Data entries for graphics:
==========

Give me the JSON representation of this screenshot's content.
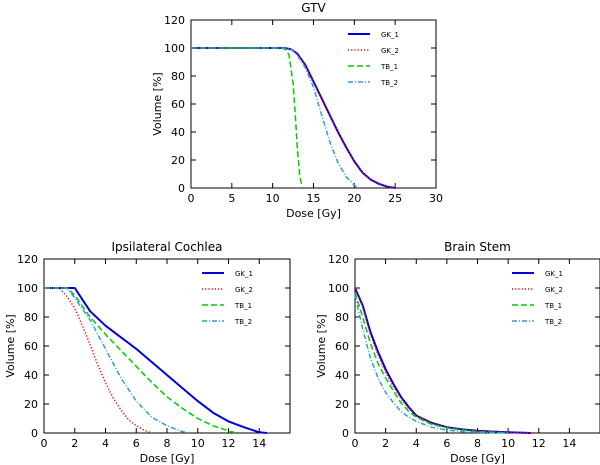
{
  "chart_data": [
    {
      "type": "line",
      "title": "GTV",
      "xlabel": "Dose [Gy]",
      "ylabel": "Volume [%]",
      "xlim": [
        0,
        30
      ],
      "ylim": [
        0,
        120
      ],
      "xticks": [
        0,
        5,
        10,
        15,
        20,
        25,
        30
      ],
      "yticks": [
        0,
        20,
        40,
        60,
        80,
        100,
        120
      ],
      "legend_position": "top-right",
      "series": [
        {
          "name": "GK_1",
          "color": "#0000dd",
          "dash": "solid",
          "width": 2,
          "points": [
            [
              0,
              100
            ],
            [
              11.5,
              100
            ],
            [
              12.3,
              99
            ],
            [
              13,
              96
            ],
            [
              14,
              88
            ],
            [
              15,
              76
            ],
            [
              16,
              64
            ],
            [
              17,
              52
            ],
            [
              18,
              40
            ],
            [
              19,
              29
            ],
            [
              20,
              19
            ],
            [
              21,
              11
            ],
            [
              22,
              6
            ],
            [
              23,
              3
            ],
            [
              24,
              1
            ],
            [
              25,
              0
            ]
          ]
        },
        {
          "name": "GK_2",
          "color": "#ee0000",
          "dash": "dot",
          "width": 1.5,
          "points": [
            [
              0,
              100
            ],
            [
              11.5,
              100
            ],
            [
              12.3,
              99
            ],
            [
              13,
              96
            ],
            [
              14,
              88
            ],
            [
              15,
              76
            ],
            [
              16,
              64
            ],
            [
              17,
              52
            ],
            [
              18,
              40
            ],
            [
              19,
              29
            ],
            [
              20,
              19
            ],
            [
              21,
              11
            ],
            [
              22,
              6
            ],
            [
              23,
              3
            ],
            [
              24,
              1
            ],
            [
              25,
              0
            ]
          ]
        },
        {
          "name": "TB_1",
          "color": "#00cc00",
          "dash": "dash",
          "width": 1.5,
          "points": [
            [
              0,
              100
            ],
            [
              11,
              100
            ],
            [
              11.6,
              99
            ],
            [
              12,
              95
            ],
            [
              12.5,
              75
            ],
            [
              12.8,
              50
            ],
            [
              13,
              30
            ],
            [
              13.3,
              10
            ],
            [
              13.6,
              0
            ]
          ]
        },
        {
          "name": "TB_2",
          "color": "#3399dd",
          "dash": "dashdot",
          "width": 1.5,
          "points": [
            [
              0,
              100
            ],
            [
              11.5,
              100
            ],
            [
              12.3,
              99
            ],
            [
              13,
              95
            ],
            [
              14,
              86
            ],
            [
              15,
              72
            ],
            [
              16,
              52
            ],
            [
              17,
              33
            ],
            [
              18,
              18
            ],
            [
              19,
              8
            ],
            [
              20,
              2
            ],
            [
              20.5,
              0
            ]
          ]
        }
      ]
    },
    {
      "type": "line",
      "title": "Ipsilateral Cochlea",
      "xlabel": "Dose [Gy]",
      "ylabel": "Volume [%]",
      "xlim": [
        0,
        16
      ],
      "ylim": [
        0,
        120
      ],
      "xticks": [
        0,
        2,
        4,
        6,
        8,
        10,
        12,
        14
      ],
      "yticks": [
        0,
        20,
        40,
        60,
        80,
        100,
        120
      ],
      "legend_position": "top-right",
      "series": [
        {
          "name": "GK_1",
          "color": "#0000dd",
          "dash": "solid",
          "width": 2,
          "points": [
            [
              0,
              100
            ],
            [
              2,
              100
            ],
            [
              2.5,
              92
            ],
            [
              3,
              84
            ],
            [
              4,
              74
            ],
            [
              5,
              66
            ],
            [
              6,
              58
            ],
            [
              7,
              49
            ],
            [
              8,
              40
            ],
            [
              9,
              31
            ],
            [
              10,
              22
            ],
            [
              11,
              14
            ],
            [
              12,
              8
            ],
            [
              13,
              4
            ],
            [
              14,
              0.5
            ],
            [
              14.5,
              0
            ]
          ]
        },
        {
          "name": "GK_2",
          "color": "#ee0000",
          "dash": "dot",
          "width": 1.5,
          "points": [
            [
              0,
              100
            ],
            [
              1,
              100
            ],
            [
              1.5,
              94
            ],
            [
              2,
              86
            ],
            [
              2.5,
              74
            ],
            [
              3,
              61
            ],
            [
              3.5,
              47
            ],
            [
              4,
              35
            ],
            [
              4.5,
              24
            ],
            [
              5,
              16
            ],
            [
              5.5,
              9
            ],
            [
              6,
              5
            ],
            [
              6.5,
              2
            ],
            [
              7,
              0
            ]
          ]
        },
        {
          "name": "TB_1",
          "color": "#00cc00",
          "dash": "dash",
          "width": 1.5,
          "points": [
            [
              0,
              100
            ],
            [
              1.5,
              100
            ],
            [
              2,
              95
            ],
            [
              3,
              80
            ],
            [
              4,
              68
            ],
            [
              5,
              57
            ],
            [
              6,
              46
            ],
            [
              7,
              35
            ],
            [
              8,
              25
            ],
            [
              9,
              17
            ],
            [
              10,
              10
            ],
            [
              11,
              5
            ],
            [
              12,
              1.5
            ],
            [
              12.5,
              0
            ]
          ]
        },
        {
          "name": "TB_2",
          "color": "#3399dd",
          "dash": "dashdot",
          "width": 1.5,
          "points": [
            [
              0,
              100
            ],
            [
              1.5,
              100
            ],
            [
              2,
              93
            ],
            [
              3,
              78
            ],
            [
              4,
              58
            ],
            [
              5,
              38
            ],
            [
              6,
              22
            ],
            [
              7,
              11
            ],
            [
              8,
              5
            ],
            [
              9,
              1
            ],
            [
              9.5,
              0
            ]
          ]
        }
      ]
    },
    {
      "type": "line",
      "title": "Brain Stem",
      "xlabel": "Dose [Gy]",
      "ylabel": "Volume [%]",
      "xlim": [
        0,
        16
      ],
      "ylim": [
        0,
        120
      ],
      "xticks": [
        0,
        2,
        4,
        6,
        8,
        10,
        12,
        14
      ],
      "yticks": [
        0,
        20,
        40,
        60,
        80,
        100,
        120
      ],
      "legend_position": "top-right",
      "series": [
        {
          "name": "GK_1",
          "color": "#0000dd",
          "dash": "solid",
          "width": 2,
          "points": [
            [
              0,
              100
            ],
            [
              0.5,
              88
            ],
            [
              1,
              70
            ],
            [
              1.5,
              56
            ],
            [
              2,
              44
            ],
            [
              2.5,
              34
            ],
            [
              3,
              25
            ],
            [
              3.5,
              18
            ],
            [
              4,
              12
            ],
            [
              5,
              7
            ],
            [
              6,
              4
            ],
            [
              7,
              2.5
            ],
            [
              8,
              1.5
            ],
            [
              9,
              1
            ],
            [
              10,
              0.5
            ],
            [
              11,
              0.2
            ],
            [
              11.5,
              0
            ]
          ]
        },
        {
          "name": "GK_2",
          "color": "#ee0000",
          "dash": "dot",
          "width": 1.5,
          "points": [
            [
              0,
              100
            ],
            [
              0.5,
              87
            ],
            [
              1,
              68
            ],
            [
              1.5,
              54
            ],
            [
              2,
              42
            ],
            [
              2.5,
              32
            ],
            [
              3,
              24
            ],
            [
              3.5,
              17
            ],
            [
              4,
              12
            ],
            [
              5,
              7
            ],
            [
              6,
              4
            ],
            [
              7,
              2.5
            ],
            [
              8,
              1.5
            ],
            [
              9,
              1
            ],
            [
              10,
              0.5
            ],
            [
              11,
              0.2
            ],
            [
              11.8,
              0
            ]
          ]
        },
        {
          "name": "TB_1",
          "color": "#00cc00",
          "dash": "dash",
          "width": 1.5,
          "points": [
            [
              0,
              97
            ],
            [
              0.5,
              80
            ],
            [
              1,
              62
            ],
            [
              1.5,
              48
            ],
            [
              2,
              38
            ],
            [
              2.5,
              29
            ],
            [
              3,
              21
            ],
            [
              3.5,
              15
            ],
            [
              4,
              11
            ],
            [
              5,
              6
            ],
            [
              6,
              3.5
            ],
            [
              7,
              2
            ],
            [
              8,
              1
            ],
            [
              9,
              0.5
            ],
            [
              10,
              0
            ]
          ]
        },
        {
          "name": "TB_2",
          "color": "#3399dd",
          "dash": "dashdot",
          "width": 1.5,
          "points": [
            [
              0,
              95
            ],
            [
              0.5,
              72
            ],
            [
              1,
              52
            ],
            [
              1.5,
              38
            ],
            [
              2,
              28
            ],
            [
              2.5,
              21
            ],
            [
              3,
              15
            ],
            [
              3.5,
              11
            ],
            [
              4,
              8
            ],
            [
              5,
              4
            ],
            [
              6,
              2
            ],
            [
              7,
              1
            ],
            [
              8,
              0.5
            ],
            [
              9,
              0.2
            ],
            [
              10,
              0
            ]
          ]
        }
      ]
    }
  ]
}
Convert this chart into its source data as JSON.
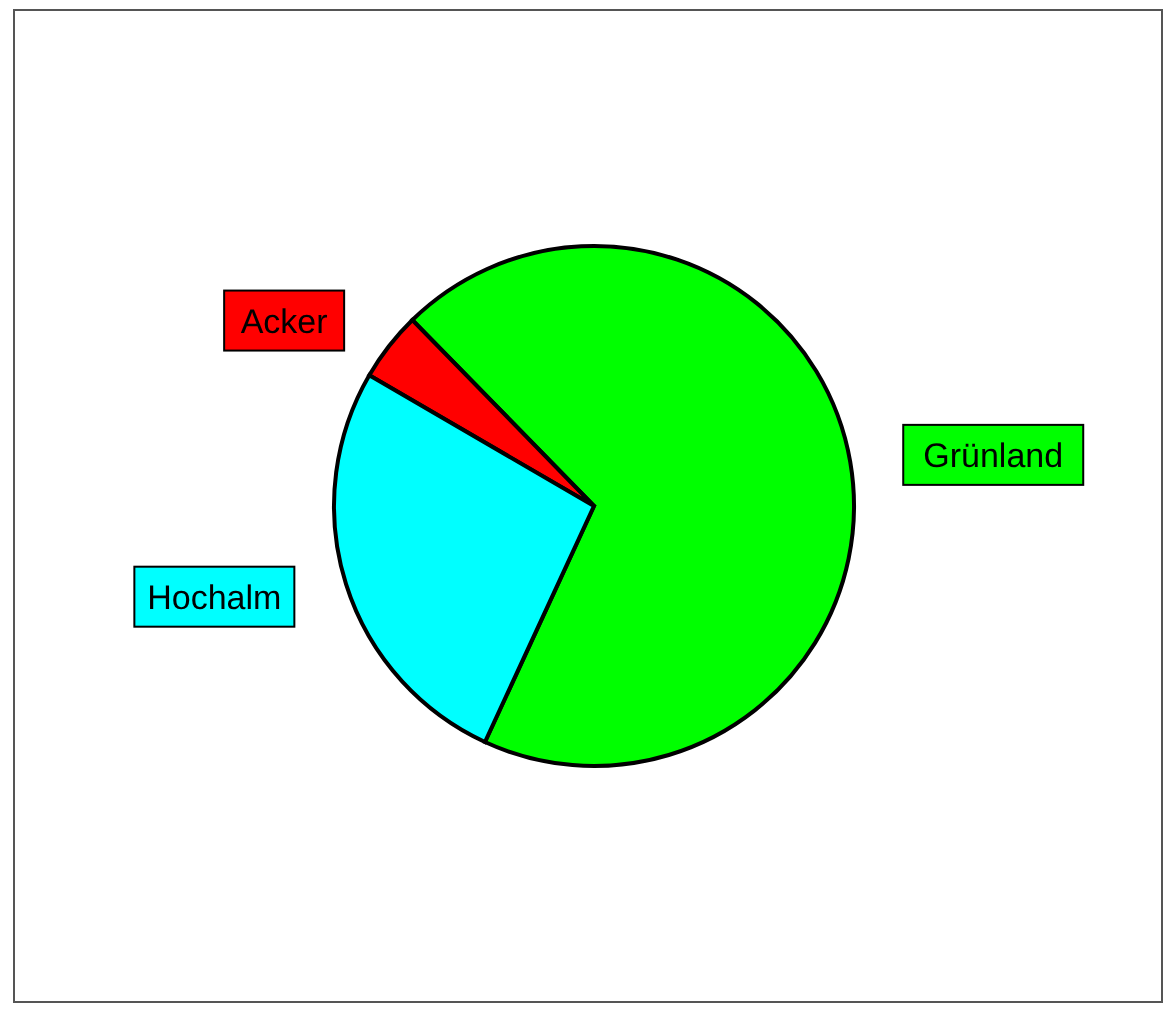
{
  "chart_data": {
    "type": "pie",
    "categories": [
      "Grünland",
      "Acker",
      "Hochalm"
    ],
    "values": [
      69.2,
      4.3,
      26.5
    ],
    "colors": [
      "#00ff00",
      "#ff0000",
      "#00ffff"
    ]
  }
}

==========

### YOUR OBJECTIVE
Extract every line of the records above that contains the word "title".

### CORRECT RESULT
      "title": "GTV",
      "title": "Ipsilateral Cochlea",
      "title": "Brain Stem",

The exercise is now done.